==== HALAMAN ====

Seluk-Beluk Penanggung Jawab Operasional Pengolahan Air Limbah (POPAL) di Indonesia

Seluk-Beluk Penanggung Jawab Operasional Pengolahan Air Limbah (POPAL) di Indonesia

Tahukah Anda, sekitar 82 persen sungai di Indonesia terkontaminasi limbah? Ironisnya, 67 persen limbah tersebut berasal dari rumah tangga tanpa melewati pengolahan. Hal itu mengakibatkan penurunan kualitas air sungai berdasarkan beberapa parameter kandungan, seperti fecal coli dan H2S.

Penurunan kualitas air tersebut mengancam kesehatan 1,8 miliar manusia. Pasalnya, mereka kerap menggunakan sungai maupun sumber air lain yang sudah tercemar tinja. Padahal, air itu dapat menyebabkan penyakit kolera, tifus, disentri, dan polio.

Salah satu cara mengurangi dampak pencemaran, yakni dengan melakukan pengolahan air limbah. Indonesia—sebagai negara yang peduli lingkungan—menyerahkan wewenang tersebut kepada Penanggung Jawab Operasional Pengolahan Limbah (POPAL).

Penanggung Jawab Operasional Pengolahan Air Limbah (POPAL)

Untuk memastikan pengelolaan limbah berjalan baik, perusahaan harus memiliki personel POPAL. Tugas utama POPAL adalah menyusun rencana, mengoperasikan, merawat, dan mengoptimalkan instalasi air limbah. Personel POPAL juga bertanggung jawab atas kelancaran pelaksanaan tanggap darurat dalam pengoperasian instalasi.

Selama bertugas, personel POPAL wajib memenuhi kompetensi sesuai Peraturan Menteri Lingkungan Hidup dan Kehutanan Nomor Republik Indonesia. Peraturan tersebut menegaskan kompetensi yang dimiliki personel POPAL harus berdasarkan ketentuan sertifikat.

Penerbitan sertifikat kompetensi tersebut dilakukan oleh Lembaga Sertifikasi Profesi (LSP) atau Badan Nasional Sertifikasi Profesi (BNSP). Setelah memiliki sertifikat kompetensi ini, personel POPAL secara resmi diakui Pemerintah Indonesia.

==== DATA TERSEDIA ====

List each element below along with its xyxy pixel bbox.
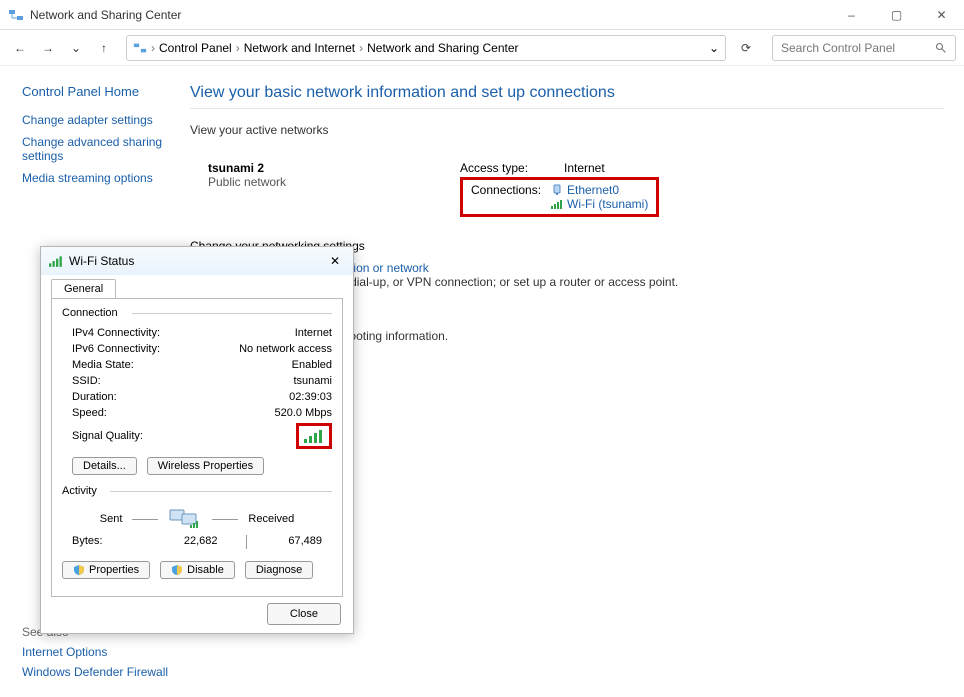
tab-general[interactable]: General <box>51 279 116 298</box>
sidebar-item-media-streaming[interactable]: Media streaming options <box>22 171 180 185</box>
network-name: tsunami 2 <box>208 161 450 175</box>
ssid-label: SSID: <box>72 375 293 387</box>
network-type: Public network <box>208 175 450 189</box>
breadcrumb-leaf[interactable]: Network and Sharing Center <box>367 41 518 55</box>
duration-label: Duration: <box>72 391 289 403</box>
disable-button[interactable]: Disable <box>160 561 235 579</box>
activity-group-label: Activity <box>62 485 332 497</box>
dialog-close-button[interactable]: ✕ <box>321 247 349 275</box>
shield-icon <box>73 564 85 576</box>
see-also-internet-options[interactable]: Internet Options <box>22 645 168 659</box>
speed-value: 520.0 Mbps <box>275 407 332 419</box>
see-also-firewall[interactable]: Windows Defender Firewall <box>22 665 168 679</box>
access-type-label: Access type: <box>460 161 540 175</box>
history-dropdown[interactable]: ⌄ <box>64 36 88 60</box>
dialog-title: Wi-Fi Status <box>69 254 321 268</box>
dialog-tabpane: Connection IPv4 Connectivity:Internet IP… <box>51 298 343 597</box>
breadcrumb[interactable]: › Control Panel › Network and Internet ›… <box>126 35 726 61</box>
refresh-button[interactable]: ⟳ <box>734 36 758 60</box>
connection-wifi-label: Wi-Fi (tsunami) <box>567 197 648 211</box>
breadcrumb-mid[interactable]: Network and Internet <box>244 41 355 55</box>
minimize-button[interactable]: – <box>829 0 874 30</box>
active-network-row: tsunami 2 Public network Access type: In… <box>190 161 944 217</box>
activity-computers-icon <box>168 507 202 531</box>
bytes-row: Bytes: 22,682 67,489 <box>62 531 332 551</box>
connections-highlight-box: Connections: Ethernet0 <box>460 177 659 217</box>
disable-button-label: Disable <box>187 564 224 576</box>
properties-button[interactable]: Properties <box>62 561 150 579</box>
up-button[interactable]: ↑ <box>92 36 116 60</box>
search-icon <box>935 42 947 54</box>
sidebar-item-adapter-settings[interactable]: Change adapter settings <box>22 113 180 127</box>
close-button[interactable]: ✕ <box>919 0 964 30</box>
maximize-button[interactable]: ▢ <box>874 0 919 30</box>
ipv4-label: IPv4 Connectivity: <box>72 327 295 339</box>
media-state-value: Enabled <box>292 359 332 371</box>
titlebar: Network and Sharing Center – ▢ ✕ <box>0 0 964 30</box>
breadcrumb-dropdown[interactable]: ⌄ <box>709 41 719 55</box>
duration-value: 02:39:03 <box>289 391 332 403</box>
ssid-value: tsunami <box>293 375 332 387</box>
window-title: Network and Sharing Center <box>30 8 829 22</box>
wifi-signal-icon <box>303 428 325 444</box>
received-label: Received <box>248 513 294 525</box>
properties-button-label: Properties <box>89 564 139 576</box>
ipv6-label: IPv6 Connectivity: <box>72 343 239 355</box>
search-input[interactable]: Search Control Panel <box>772 35 956 61</box>
wifi-status-dialog: Wi-Fi Status ✕ General Connection IPv4 C… <box>40 246 354 634</box>
toolbar: ← → ⌄ ↑ › Control Panel › Network and In… <box>0 30 964 66</box>
connection-wifi-link[interactable]: Wi-Fi (tsunami) <box>551 197 648 211</box>
breadcrumb-sep: › <box>359 41 363 55</box>
details-button[interactable]: Details... <box>72 457 137 475</box>
activity-row: Sent Received <box>62 507 332 531</box>
connection-ethernet-link[interactable]: Ethernet0 <box>551 183 619 197</box>
signal-quality-label: Signal Quality: <box>72 430 296 442</box>
page-title: View your basic network information and … <box>190 84 944 109</box>
forward-button[interactable]: → <box>36 36 60 60</box>
wifi-signal-icon <box>49 254 63 268</box>
bytes-label: Bytes: <box>72 535 152 549</box>
sidebar-item-sharing-settings[interactable]: Change advanced sharing settings <box>22 135 180 163</box>
ethernet-icon <box>551 184 563 196</box>
signal-quality-highlight-box <box>296 423 332 449</box>
search-placeholder: Search Control Panel <box>781 41 895 55</box>
app-icon <box>8 7 24 23</box>
shield-icon <box>171 564 183 576</box>
dialog-tabstrip: General <box>51 279 343 298</box>
media-state-label: Media State: <box>72 359 292 371</box>
connection-ethernet-label: Ethernet0 <box>567 183 619 197</box>
control-panel-home-link[interactable]: Control Panel Home <box>22 84 180 99</box>
dialog-close-btn[interactable]: Close <box>267 603 341 625</box>
back-button[interactable]: ← <box>8 36 32 60</box>
speed-label: Speed: <box>72 407 275 419</box>
wireless-properties-button[interactable]: Wireless Properties <box>147 457 264 475</box>
bytes-sent-value: 22,682 <box>152 535 236 549</box>
diagnose-button[interactable]: Diagnose <box>245 561 313 579</box>
ipv6-value: No network access <box>239 343 332 355</box>
wifi-signal-icon <box>551 198 563 210</box>
ipv4-value: Internet <box>295 327 332 339</box>
active-networks-label: View your active networks <box>190 123 944 137</box>
connections-label: Connections: <box>471 183 551 197</box>
see-also: See also Internet Options Windows Defend… <box>22 625 168 685</box>
connection-group-label: Connection <box>62 307 332 319</box>
breadcrumb-sep: › <box>236 41 240 55</box>
sent-label: Sent <box>100 513 123 525</box>
access-type-value: Internet <box>564 161 605 175</box>
breadcrumb-sep: › <box>151 41 155 55</box>
dialog-titlebar: Wi-Fi Status ✕ <box>41 247 353 275</box>
window-buttons: – ▢ ✕ <box>829 0 964 30</box>
breadcrumb-root[interactable]: Control Panel <box>159 41 232 55</box>
bytes-received-value: 67,489 <box>257 535 333 549</box>
breadcrumb-icon <box>133 41 147 55</box>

====

**DAFTAR TUGAS**
a) Tentukan apakah setiap pernyataan berikut sesuai dengan halaman tentang POPAL, dengan jawaban ya atau tidak disertai kutipan kata-kata penentunya dari halaman: (i) sekitar 82 persen sungai di Indonesia terkontaminasi limbah; (ii) sertifikat kompetensi POPAL diterbitkan oleh Kementerian Lingkungan Hidup dan Kehutanan; (iii) sebagian besar limbah yang mencemari sungai berasal dari industri.
b) Menurut halaman tentang POPAL, apa tugas utama personel POPAL?

**JAWABAN LENGKAP**
a)
(i) Ya: "sekitar 82 persen sungai di Indonesia terkontaminasi limbah"
(ii) Tidak: "Penerbitan sertifikat kompetensi tersebut dilakukan oleh Lembaga Sertifikasi Profesi (LSP) atau Badan Nasional Sertifikasi Profesi (BNSP)."
(iii) Tidak: "67 persen limbah tersebut berasal dari rumah tangga tanpa melewati pengolahan"

b) Menyusun rencana, mengoperasikan, merawat, dan mengoptimalkan instalasi air limbah.